◆ STATED PROBLEM
Write out, precisely and in full, each line of the material.

◆ ENTRIES
________________

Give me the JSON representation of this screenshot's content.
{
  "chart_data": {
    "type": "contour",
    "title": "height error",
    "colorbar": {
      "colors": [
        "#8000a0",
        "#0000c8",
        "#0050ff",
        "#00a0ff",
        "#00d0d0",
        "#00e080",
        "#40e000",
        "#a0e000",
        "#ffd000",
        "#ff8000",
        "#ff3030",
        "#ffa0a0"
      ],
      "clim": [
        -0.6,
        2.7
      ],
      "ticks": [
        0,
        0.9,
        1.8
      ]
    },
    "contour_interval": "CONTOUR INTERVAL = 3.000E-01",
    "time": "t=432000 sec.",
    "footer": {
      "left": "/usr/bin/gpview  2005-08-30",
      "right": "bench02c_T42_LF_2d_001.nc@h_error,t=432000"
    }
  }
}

________________

◆ RESPONSE TO THE EXERCISE
Give me the JSON representation of this screenshot's content.
{
  "chart_data": {
    "type": "contour",
    "title": "height error",
    "colorbar": {
      "colors": [
        "#8000a0",
        "#0000c8",
        "#0050ff",
        "#00a0ff",
        "#00d0d0",
        "#00e080",
        "#40e000",
        "#a0e000",
        "#ffd000",
        "#ff8000",
        "#ff3030",
        "#ffa0a0"
      ],
      "clim": [
        -0.6,
        2.7
      ],
      "ticks": [
        0,
        0.9,
        1.8
      ]
    },
    "contour_interval": "CONTOUR INTERVAL = 3.000E-01",
    "time": "t=432000 sec.",
    "footer": {
      "left": "/usr/bin/gpview  2005-08-30",
      "right": "bench02c_T42_LF_2d_001.nc@h_error,t=432000"
    }
  }
}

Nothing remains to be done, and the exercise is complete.